┌─ STORED RECORDS

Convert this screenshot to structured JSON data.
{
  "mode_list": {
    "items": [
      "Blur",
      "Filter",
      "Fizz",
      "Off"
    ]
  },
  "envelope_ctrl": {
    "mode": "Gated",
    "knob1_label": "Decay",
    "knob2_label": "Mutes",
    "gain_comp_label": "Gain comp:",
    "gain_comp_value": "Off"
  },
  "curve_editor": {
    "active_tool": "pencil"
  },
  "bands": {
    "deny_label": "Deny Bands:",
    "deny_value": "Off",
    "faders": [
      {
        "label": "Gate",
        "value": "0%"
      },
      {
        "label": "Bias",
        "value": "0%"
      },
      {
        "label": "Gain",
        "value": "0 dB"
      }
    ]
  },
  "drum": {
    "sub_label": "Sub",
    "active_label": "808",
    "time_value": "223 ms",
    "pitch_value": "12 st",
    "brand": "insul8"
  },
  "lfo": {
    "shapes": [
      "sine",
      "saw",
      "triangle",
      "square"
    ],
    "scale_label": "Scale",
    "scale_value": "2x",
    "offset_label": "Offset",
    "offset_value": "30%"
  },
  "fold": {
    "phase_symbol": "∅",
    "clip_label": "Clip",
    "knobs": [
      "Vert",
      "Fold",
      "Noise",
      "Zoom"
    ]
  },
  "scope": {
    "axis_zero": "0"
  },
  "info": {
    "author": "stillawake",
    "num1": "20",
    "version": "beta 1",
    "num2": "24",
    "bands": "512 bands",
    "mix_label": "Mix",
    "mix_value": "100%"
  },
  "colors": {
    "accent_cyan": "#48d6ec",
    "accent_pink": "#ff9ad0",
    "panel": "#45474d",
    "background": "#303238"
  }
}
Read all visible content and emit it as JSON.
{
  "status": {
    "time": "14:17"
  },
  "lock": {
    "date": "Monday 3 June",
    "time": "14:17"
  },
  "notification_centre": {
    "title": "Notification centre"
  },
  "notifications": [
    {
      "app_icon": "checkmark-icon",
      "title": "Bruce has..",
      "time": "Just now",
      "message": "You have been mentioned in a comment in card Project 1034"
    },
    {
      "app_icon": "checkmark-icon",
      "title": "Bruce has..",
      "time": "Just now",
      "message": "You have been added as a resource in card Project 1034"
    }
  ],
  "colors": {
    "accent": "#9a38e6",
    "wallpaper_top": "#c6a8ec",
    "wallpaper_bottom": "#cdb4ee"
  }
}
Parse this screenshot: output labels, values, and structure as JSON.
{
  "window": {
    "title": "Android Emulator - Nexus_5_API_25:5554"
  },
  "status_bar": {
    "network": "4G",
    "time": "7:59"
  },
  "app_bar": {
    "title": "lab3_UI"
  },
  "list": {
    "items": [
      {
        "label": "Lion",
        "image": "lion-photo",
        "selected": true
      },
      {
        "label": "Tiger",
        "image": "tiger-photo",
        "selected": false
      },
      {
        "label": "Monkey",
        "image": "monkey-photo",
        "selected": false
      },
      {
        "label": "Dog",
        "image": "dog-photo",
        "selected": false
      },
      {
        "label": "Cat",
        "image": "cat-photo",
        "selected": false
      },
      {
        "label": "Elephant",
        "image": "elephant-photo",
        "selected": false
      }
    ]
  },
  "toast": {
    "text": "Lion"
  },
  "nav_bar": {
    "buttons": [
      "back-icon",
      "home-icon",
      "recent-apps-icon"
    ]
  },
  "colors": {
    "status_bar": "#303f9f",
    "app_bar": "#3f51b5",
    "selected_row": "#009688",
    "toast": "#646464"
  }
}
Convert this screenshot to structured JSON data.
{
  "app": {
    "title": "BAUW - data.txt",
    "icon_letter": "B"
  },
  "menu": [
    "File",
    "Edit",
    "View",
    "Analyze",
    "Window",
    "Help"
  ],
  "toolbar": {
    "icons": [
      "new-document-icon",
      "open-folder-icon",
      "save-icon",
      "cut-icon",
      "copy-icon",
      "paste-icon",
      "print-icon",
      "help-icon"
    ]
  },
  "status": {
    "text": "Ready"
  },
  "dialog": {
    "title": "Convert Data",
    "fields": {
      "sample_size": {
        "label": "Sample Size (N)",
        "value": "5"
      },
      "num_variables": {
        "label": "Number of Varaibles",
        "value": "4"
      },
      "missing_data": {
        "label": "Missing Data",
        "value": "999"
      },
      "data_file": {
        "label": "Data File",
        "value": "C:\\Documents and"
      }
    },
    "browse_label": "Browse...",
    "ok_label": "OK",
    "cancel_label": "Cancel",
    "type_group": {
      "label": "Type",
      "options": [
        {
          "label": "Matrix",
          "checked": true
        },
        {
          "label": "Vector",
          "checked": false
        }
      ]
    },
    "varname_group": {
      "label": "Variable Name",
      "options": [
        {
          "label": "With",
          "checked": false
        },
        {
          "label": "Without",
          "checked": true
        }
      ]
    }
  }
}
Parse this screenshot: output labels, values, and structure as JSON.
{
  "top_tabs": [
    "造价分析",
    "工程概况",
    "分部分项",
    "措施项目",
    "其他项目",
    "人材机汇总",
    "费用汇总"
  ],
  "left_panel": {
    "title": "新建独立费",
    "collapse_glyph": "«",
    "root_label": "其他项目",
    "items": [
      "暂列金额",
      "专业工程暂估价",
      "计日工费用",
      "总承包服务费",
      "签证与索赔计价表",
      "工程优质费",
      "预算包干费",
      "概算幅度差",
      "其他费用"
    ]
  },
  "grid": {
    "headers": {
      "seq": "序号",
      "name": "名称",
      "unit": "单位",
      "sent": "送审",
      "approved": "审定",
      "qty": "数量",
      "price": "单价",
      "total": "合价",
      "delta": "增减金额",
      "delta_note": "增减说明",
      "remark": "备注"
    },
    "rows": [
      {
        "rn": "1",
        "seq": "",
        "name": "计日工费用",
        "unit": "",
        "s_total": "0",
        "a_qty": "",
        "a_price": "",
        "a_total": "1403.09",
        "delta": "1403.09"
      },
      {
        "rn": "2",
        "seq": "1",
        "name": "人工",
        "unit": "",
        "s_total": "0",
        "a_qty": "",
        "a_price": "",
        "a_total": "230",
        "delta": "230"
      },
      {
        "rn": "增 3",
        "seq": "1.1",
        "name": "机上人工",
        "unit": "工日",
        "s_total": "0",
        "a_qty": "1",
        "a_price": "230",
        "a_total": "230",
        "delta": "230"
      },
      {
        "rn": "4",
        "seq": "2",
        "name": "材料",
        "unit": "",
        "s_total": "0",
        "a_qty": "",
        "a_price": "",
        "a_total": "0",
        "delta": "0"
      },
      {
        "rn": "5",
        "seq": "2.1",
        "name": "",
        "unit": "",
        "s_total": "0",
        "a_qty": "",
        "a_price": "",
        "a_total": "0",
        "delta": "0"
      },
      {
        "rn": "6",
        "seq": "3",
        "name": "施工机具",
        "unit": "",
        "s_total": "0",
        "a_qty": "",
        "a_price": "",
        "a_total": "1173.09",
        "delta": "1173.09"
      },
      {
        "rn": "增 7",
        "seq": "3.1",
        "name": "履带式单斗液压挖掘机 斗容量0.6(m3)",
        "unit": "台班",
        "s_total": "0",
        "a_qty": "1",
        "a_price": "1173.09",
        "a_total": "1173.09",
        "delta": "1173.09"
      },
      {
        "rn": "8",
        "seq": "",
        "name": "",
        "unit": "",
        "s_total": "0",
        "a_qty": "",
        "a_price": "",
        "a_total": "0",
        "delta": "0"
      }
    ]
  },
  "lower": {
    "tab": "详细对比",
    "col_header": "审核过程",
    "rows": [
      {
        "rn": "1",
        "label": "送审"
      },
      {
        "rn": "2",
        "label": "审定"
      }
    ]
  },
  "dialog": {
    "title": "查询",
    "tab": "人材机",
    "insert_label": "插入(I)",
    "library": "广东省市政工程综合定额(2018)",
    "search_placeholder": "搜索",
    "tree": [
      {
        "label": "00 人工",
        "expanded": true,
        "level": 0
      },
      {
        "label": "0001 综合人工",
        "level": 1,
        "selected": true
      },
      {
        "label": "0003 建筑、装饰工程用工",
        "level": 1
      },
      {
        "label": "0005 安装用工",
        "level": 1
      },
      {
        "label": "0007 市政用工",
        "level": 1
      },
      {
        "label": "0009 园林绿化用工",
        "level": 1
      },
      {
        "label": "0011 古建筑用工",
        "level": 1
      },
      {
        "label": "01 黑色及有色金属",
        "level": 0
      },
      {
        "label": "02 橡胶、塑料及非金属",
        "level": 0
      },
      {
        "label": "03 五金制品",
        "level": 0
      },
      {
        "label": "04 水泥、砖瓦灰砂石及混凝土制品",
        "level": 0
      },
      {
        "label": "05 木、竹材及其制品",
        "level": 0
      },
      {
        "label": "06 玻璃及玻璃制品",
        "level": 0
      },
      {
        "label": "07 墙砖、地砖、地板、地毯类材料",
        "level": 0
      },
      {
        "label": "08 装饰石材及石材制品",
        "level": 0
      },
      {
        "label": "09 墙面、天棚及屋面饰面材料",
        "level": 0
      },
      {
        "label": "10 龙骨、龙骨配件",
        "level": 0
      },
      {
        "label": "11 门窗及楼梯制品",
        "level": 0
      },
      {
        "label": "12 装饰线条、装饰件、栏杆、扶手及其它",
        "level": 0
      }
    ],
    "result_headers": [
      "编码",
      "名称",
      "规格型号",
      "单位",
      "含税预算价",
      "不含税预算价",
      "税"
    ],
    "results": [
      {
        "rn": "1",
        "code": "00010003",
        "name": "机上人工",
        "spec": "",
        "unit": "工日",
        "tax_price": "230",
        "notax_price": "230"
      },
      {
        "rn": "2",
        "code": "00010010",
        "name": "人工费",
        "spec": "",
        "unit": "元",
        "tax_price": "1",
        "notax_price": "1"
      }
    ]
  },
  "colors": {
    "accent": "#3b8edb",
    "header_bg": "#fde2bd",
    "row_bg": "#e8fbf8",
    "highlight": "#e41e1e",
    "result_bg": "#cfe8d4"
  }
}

└─

WHAT TO DO » From the records above, pull out each line that has "Project".

THE ANSWER »
      "message": "You have been mentioned in a comment in card Project 1034"
      "message": "You have been added as a resource in card Project 1034"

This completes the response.